* Begin Excerpted data *

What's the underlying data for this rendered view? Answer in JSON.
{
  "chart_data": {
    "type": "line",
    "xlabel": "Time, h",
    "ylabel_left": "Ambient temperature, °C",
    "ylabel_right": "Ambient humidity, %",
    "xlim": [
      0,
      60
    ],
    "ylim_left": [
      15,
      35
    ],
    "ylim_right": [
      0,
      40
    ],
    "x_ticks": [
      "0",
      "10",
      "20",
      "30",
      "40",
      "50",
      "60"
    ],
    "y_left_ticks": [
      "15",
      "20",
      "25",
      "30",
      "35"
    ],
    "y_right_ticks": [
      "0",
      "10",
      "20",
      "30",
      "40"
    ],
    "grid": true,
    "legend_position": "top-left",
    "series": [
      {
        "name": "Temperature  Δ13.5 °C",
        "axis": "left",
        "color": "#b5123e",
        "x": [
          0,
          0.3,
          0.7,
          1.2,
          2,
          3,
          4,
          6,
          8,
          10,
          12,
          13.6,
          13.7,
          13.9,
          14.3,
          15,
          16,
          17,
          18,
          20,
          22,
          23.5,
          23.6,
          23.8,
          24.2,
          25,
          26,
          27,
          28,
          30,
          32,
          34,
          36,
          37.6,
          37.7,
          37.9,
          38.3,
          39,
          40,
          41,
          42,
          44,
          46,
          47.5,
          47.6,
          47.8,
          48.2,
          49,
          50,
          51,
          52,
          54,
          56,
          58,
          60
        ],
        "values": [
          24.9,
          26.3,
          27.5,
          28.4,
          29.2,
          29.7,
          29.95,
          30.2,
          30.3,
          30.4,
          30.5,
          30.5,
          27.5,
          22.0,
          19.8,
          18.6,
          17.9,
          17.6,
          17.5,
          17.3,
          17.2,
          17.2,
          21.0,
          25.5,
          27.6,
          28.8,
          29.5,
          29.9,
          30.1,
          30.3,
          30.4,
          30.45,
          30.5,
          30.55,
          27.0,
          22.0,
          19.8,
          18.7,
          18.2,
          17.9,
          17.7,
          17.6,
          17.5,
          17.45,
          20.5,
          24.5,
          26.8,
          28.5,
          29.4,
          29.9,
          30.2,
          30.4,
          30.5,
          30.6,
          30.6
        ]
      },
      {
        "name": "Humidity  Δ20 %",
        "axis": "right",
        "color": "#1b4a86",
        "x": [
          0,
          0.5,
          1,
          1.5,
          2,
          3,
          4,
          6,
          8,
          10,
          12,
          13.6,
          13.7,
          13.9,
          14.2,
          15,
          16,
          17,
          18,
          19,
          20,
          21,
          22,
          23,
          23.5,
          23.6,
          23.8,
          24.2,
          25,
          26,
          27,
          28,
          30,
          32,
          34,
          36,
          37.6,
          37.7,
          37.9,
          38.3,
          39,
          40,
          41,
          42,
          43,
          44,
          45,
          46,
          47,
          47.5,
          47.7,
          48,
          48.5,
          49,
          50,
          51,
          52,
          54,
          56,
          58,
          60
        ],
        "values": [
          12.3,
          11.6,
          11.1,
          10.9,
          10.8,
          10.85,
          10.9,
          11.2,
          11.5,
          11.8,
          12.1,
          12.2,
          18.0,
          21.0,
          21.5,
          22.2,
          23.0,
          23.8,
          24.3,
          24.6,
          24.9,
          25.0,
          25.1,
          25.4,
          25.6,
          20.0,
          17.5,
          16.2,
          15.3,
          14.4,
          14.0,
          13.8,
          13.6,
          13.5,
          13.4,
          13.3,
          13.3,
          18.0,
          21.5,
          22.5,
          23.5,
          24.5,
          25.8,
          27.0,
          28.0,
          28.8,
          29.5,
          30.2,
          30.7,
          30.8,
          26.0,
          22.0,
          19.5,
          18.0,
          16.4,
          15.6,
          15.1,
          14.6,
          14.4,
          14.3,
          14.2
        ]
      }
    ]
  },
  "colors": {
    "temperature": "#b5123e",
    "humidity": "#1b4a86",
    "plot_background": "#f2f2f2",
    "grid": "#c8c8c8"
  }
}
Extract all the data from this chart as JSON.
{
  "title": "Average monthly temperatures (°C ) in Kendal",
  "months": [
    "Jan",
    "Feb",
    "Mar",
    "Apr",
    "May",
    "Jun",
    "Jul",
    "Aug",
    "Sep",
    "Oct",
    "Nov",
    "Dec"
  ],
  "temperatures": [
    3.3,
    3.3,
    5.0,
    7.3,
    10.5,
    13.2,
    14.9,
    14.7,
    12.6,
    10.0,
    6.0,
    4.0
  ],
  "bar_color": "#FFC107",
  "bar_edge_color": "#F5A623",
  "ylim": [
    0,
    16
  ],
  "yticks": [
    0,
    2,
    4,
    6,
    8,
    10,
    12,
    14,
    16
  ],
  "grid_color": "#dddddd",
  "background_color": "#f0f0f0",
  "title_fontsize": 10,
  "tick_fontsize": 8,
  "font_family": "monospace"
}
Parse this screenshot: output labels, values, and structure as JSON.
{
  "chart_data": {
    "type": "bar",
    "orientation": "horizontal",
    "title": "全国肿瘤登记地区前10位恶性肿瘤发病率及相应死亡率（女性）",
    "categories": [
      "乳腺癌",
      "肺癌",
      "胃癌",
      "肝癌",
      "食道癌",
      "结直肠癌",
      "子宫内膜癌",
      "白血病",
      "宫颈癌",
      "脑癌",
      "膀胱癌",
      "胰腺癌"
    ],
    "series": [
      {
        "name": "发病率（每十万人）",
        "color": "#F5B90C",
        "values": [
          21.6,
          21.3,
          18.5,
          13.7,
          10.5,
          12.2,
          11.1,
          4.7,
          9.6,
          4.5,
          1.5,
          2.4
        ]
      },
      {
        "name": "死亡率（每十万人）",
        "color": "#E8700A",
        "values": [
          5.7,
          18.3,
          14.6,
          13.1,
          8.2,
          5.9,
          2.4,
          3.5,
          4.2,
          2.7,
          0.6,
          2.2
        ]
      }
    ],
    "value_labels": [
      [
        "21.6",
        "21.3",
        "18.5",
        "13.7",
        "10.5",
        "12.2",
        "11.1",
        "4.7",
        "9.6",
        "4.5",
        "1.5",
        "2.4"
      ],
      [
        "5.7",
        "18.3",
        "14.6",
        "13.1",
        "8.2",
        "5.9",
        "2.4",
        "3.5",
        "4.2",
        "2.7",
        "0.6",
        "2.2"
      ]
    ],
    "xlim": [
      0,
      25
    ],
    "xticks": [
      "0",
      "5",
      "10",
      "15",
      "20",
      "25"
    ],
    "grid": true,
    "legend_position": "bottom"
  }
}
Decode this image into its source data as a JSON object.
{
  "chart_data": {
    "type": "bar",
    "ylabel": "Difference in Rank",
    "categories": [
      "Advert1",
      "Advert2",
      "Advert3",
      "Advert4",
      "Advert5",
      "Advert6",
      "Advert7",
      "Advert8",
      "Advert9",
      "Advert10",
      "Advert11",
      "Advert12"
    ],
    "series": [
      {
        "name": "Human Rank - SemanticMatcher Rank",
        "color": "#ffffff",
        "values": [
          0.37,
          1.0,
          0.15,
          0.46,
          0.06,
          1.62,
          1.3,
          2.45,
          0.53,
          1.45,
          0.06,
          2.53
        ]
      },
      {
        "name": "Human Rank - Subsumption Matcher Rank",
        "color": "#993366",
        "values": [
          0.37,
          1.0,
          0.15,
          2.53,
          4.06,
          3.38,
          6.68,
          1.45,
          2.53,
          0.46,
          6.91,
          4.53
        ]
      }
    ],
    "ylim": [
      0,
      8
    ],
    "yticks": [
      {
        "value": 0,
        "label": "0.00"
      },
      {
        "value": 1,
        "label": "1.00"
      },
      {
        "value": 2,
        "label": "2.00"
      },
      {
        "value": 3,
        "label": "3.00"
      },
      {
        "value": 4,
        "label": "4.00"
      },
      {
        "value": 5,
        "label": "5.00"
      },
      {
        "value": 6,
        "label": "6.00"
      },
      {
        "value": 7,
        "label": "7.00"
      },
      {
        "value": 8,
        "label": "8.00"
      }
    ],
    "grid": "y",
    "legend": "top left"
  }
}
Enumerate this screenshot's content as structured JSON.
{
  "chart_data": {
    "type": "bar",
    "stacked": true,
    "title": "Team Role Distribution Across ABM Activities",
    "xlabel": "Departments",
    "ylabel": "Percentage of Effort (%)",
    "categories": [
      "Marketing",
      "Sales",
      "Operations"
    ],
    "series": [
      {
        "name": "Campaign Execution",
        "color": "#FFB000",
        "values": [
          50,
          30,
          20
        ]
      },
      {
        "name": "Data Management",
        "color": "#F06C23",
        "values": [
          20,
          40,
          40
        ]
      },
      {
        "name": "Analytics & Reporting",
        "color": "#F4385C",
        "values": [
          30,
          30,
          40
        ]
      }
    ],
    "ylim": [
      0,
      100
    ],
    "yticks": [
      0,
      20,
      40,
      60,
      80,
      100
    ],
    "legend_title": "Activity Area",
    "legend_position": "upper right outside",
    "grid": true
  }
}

* End Excerpted data *

» Work to do: Every line of the records that includes the word "Ambient" should be gathered.

» Worked answer:
    "ylabel_left": "Ambient temperature, °C",
    "ylabel_right": "Ambient humidity, %",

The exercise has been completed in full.